═══ Records for processing

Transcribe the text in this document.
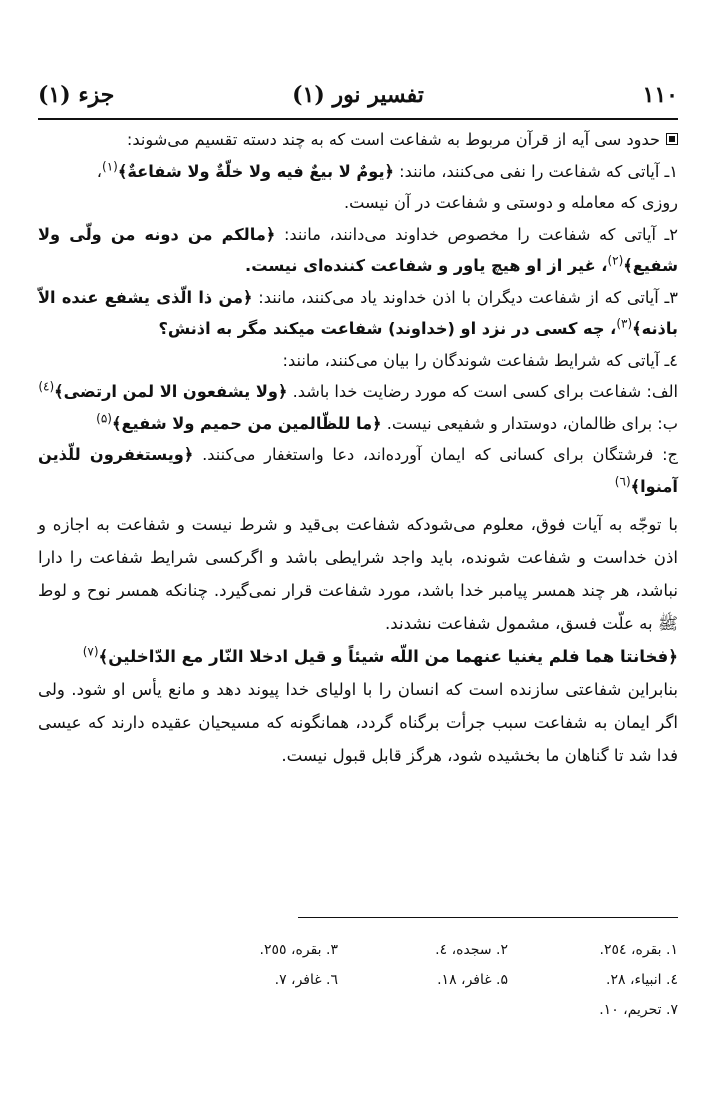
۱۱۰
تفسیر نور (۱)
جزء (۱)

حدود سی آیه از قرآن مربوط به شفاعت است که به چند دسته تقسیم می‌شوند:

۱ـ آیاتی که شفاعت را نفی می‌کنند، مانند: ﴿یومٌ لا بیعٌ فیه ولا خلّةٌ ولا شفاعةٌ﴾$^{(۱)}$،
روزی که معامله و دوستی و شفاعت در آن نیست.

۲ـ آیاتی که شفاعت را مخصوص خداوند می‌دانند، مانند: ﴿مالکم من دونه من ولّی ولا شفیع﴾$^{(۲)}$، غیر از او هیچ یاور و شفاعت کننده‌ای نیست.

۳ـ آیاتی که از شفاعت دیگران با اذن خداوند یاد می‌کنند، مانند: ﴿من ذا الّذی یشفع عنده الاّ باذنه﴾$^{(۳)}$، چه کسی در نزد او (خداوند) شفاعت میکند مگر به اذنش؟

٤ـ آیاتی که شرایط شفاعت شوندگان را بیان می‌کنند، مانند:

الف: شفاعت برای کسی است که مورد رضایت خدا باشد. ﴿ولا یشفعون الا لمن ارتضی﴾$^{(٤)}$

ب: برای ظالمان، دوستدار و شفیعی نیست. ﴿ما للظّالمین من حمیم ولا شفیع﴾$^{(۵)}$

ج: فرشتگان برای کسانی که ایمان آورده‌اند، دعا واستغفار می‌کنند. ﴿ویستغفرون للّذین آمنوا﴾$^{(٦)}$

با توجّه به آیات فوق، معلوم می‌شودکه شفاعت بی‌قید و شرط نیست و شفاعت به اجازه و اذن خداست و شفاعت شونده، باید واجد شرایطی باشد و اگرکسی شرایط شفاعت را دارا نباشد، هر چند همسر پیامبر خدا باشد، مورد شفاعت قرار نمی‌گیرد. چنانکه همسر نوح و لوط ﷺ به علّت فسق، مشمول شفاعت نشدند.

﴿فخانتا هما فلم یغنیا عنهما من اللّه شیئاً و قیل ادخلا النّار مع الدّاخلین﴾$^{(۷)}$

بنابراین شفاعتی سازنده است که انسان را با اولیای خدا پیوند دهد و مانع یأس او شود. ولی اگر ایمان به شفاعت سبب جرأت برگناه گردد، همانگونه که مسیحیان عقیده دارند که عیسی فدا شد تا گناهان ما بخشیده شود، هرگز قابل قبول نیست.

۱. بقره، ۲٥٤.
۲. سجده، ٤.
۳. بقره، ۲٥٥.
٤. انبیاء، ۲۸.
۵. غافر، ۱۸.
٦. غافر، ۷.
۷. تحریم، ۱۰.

══════
═══ Records for processing

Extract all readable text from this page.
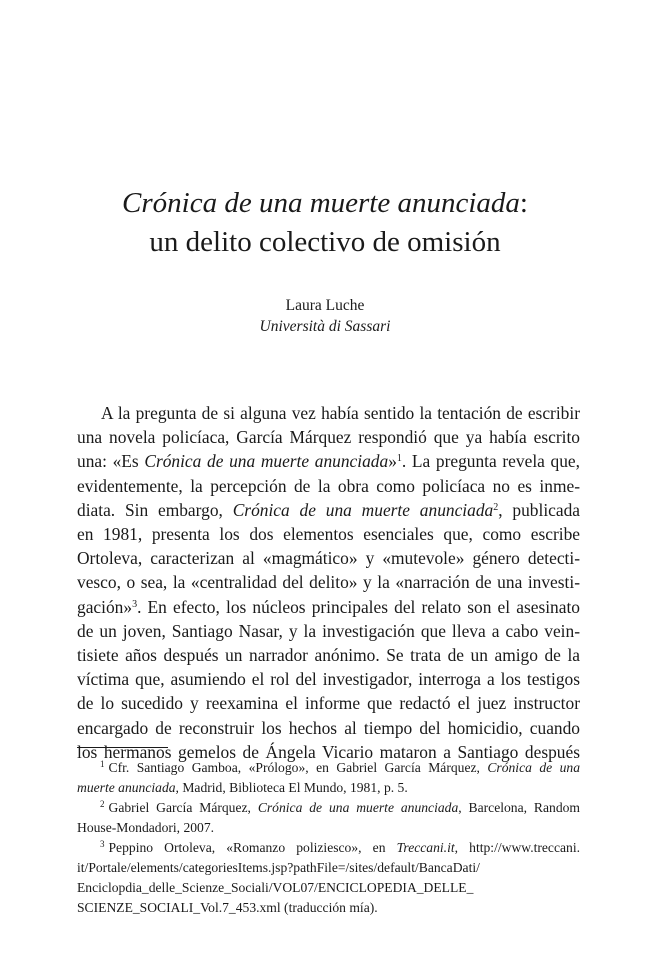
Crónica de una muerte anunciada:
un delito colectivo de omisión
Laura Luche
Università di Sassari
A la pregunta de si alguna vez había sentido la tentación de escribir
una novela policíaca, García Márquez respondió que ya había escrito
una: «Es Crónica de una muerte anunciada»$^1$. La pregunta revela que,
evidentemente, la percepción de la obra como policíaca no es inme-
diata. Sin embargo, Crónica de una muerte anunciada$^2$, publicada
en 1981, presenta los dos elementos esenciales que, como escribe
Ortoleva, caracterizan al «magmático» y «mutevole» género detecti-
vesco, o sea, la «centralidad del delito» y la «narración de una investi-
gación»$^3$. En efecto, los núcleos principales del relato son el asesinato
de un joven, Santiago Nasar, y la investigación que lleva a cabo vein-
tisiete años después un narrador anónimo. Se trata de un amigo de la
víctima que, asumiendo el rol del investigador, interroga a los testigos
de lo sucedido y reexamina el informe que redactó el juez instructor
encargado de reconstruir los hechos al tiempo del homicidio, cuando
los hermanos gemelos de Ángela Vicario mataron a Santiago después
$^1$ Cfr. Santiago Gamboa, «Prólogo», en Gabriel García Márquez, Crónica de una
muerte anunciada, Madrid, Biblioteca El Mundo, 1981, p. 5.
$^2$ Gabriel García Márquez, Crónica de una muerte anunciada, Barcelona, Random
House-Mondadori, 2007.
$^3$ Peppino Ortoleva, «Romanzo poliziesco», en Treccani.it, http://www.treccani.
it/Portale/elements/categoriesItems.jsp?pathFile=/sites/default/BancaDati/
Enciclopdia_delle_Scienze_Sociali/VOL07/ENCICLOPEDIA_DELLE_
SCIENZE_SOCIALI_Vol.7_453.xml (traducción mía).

══════
═══ Records for processing

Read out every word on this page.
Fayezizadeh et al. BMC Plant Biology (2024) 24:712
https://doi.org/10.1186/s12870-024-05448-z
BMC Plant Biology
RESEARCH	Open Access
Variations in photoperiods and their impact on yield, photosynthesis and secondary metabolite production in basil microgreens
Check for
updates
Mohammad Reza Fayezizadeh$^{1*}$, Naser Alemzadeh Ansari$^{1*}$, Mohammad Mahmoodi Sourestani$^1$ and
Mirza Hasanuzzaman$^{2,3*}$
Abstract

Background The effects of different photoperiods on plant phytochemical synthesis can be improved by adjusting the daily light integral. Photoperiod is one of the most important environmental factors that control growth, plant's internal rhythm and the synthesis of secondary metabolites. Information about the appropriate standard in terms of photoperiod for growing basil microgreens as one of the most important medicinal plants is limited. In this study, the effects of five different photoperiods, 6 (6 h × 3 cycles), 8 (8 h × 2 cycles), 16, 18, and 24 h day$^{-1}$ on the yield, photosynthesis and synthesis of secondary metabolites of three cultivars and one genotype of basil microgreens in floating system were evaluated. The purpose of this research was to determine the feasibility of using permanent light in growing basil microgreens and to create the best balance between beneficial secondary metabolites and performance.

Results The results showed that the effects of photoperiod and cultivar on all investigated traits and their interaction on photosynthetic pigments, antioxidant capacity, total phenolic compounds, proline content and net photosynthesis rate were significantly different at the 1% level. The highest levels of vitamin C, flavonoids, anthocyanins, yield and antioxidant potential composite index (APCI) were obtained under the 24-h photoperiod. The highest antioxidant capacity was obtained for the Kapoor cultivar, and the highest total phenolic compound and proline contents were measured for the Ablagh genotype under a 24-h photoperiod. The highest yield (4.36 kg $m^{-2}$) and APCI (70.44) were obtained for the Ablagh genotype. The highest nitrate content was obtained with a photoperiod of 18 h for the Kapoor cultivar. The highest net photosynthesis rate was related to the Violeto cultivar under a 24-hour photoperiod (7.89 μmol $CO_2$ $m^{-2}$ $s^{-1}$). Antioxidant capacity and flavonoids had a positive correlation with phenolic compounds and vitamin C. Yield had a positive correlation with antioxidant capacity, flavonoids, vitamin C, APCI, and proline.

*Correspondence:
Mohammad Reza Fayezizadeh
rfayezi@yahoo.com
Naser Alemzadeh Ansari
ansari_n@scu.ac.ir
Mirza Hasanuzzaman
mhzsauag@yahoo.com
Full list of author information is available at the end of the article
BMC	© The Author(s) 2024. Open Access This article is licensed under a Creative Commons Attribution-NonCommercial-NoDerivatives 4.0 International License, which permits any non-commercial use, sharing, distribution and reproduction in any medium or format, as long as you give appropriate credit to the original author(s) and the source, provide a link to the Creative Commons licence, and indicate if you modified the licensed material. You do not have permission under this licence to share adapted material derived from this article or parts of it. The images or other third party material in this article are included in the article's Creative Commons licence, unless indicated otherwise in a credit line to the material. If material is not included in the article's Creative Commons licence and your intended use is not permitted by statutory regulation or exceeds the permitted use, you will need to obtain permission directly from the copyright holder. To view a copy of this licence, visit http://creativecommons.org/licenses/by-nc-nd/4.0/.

══════

Pull out the lines above in which the word "Hasanuzzaman" appears.

** Task solution **
Mirza Hasanuzzaman$^{2,3*}$
Mirza Hasanuzzaman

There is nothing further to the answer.